Projects per year
The objective of this PhD project is to experimentally and theoretically investigate the separation performance and to improve the process understanding of a newly developed continuous preferential crystallization (PC) process for the separation of enantiomers forming conglomerates. This PC process is regarded as a first step towards a fully continuous PC process. The current knowledge of the importance of crystallization processes in the pharmaceutical industry and the complex thermodynamic and kinetic phenomena accompanied with the separation of chiral compounds are addressed. The experimental work covers laboratory studies and the theoretical work is based on the experimental data and observations.

■ Check your understanding ■
a – Name every adverb ending in "-ly" that appears in the project description.
b – Write the next part of the PhD project description, picking up after its final sentence.
The records that follow have no connection to the project description above.

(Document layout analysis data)
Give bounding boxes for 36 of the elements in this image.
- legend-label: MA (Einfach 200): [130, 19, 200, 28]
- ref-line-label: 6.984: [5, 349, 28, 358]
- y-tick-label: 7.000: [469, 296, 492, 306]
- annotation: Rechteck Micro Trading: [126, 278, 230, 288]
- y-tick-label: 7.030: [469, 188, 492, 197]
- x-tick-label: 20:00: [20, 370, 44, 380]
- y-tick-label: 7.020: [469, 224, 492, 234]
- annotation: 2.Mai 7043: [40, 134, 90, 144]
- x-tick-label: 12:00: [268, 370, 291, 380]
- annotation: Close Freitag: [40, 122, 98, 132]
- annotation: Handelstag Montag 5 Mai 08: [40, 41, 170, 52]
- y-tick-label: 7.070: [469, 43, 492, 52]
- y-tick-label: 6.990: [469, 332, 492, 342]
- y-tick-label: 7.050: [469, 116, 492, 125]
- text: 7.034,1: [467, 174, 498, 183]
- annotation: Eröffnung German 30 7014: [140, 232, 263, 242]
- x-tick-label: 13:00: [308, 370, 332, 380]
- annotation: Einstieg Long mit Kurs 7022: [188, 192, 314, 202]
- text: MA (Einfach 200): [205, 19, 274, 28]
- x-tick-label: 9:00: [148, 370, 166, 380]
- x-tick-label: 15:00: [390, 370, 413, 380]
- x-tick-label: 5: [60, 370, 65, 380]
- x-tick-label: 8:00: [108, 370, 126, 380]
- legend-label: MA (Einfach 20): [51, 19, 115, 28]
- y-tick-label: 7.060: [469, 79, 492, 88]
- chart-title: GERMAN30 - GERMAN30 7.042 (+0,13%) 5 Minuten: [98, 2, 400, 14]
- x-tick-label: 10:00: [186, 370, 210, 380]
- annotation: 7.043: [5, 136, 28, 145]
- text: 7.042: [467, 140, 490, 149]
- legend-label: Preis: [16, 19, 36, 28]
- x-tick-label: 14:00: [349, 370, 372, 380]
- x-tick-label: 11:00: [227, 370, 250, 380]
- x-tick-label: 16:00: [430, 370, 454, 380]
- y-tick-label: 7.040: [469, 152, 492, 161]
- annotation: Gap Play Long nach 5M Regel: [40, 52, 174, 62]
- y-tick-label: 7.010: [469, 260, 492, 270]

■ Your written answers ■
a – experimentally, theoretically, newly, fully

b –
A large fraction of active pharmaceutical ingredients (APIs) are enantiomers and the desired biological activity is provided only by one of the enantiomers. Strict regulatory requirements, increasing public demand, and fierce competition have forced the pharmaceutical industry to redevelop existing methods or develop completely new methods to produce pharmaceuticals consisting of APIs of the desired enantiomer. PC is one of several methods used industrially to obtain pure enantiomers by separation of a racemic mixture. The potential application of PC is strongly dependent on requirements to the thermodynamics and crystallization kinetics of the considered solute-solvent(s) system, and the desired operating conditions. Meeting these requirements are essential to achieve predefined physical attributes of the final product and process economical targets. In this respect, an increasing interest in converting from the conventional batch to continuous PC has initiated the search for new process development opportunities of PC processes. The reason is the many advantages of continuous operation, especially in the case of separation of enantiomers.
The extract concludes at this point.